§ Stated task:
Gather all lines containing the string "right" and copy them out.

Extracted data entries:
################

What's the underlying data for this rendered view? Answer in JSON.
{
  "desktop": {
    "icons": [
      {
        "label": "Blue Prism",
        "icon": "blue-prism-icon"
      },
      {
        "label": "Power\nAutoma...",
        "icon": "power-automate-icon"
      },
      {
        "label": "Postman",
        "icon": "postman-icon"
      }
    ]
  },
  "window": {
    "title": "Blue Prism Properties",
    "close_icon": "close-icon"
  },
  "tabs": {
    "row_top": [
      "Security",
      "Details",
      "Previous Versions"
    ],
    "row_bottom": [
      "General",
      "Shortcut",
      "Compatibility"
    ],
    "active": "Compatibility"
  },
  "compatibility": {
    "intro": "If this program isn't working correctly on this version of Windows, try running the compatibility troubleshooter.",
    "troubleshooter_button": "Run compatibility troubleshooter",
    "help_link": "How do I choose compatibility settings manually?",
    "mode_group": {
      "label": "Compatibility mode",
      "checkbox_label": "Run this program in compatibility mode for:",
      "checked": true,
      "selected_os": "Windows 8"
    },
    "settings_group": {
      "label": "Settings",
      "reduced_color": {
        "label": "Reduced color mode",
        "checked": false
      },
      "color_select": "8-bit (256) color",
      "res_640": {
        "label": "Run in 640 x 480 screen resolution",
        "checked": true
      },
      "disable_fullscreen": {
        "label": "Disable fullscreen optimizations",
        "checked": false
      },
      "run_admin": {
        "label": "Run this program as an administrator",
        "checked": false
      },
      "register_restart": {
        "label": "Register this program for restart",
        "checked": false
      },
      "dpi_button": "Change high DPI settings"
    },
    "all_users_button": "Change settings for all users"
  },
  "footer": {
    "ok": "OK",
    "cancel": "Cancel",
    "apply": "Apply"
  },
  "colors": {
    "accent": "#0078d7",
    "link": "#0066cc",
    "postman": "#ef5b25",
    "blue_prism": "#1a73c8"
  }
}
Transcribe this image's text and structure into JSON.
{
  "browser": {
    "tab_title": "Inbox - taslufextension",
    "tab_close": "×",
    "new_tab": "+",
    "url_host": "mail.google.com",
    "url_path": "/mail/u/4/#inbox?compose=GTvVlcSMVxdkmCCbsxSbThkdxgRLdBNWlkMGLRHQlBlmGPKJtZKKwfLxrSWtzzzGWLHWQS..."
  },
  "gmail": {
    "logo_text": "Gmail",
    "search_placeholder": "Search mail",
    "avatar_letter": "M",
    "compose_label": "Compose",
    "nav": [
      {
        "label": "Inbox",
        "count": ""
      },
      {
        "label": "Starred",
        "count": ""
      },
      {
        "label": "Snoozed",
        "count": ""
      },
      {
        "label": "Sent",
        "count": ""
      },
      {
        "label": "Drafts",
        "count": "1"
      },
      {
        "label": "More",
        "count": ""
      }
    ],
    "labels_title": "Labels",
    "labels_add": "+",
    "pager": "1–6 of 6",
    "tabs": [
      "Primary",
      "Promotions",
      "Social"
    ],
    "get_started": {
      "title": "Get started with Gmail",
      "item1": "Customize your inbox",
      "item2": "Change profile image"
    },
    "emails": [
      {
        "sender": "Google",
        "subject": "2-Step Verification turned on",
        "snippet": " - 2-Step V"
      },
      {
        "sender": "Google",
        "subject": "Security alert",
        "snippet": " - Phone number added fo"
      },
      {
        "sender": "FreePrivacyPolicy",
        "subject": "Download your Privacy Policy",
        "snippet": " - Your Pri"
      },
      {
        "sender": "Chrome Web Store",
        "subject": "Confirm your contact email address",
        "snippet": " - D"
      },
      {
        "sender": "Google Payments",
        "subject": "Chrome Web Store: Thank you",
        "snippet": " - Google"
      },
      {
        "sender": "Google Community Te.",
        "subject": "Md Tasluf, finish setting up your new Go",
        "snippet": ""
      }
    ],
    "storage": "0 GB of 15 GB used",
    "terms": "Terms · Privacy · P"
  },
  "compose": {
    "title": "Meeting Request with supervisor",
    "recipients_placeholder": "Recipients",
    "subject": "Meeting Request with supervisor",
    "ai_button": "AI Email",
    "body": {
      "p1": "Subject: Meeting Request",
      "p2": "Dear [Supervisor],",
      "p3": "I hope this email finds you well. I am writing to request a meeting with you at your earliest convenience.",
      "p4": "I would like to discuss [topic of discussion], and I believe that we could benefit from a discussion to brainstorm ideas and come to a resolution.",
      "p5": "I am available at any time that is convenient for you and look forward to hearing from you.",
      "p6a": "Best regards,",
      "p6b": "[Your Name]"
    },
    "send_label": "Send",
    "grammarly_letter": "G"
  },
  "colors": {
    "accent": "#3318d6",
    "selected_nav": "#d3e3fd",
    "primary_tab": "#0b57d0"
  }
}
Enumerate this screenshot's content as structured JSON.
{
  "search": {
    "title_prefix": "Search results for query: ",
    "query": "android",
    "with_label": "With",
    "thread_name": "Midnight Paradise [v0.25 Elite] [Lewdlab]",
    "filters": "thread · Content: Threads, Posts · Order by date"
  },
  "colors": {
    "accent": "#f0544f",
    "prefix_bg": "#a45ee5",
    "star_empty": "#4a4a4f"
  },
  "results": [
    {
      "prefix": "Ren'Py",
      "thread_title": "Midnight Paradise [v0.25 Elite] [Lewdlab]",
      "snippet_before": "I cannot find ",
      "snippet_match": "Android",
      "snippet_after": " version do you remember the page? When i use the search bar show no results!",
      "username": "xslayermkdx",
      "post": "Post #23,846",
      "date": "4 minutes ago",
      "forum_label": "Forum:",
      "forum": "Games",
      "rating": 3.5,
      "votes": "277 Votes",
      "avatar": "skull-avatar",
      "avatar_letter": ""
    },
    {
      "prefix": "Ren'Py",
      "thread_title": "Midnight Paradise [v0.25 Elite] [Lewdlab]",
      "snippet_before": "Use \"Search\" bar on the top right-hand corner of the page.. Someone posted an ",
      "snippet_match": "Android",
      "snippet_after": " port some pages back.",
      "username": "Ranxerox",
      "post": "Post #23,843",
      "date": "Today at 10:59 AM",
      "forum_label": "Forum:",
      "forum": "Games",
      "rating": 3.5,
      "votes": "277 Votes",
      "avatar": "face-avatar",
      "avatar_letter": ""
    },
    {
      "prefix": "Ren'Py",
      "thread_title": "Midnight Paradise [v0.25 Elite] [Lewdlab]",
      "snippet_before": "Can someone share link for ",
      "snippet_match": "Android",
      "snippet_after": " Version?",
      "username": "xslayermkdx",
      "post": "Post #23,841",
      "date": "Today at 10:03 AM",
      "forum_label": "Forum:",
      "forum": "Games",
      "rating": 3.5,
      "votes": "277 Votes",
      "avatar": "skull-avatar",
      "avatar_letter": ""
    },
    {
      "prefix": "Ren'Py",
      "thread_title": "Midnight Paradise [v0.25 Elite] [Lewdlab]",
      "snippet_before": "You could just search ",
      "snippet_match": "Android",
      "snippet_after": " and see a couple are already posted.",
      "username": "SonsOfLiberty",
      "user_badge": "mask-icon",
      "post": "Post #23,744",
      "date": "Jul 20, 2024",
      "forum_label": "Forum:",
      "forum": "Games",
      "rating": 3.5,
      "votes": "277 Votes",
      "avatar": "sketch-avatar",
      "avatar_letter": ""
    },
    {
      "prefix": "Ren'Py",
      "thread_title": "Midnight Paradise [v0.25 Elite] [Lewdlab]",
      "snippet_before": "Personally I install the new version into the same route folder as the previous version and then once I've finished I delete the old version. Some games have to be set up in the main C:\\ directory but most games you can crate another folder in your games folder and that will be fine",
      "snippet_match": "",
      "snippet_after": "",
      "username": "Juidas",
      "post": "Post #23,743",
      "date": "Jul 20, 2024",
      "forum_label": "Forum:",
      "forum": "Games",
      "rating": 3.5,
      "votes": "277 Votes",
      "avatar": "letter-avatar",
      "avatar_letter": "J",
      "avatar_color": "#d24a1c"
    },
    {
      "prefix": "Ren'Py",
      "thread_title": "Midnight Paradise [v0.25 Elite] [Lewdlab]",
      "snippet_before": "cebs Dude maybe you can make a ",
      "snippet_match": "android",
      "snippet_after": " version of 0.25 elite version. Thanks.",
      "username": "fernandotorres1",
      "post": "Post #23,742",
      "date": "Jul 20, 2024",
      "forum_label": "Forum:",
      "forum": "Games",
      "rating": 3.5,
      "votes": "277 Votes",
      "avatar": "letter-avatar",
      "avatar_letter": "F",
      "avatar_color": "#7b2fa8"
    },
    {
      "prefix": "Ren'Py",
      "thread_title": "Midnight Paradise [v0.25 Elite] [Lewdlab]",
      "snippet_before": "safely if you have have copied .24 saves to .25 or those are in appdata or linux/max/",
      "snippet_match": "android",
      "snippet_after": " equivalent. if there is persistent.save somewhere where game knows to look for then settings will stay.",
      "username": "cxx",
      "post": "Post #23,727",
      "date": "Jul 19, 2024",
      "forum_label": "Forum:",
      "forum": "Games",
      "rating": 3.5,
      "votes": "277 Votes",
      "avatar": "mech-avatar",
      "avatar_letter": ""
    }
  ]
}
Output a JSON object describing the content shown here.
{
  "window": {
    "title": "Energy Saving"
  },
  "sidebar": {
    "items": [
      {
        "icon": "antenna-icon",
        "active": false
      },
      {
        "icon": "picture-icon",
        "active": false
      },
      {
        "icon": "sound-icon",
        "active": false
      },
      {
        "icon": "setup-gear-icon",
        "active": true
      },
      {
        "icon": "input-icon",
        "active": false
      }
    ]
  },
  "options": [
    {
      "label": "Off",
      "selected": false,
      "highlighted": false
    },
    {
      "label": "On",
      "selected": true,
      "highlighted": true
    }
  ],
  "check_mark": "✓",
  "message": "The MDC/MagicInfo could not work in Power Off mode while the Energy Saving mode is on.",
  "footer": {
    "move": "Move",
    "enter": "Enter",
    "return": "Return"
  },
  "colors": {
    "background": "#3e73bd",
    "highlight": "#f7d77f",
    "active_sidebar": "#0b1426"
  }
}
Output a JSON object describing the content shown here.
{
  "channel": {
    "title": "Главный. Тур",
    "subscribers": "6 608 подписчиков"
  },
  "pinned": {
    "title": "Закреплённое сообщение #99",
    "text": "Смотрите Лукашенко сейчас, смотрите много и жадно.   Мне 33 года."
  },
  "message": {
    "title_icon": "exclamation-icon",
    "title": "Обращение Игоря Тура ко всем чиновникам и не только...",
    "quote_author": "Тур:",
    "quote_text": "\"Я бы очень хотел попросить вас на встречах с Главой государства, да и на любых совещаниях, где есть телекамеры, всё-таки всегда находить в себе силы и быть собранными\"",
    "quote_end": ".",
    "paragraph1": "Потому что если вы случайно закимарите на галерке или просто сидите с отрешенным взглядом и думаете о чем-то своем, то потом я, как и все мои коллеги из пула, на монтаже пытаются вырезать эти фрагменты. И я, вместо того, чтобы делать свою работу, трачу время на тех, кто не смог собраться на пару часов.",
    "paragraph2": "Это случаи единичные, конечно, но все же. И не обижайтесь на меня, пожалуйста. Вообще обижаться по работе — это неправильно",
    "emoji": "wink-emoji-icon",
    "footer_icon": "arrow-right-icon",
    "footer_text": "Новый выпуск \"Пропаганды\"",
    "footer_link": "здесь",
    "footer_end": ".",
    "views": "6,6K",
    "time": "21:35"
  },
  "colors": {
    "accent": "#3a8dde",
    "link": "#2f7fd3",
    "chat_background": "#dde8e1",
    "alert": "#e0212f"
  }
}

################

§ Exercise solution:
      "snippet_before": "Use \"Search\" bar on the top right-hand corner of the page.. Someone posted an ",
    "footer_icon": "arrow-right-icon",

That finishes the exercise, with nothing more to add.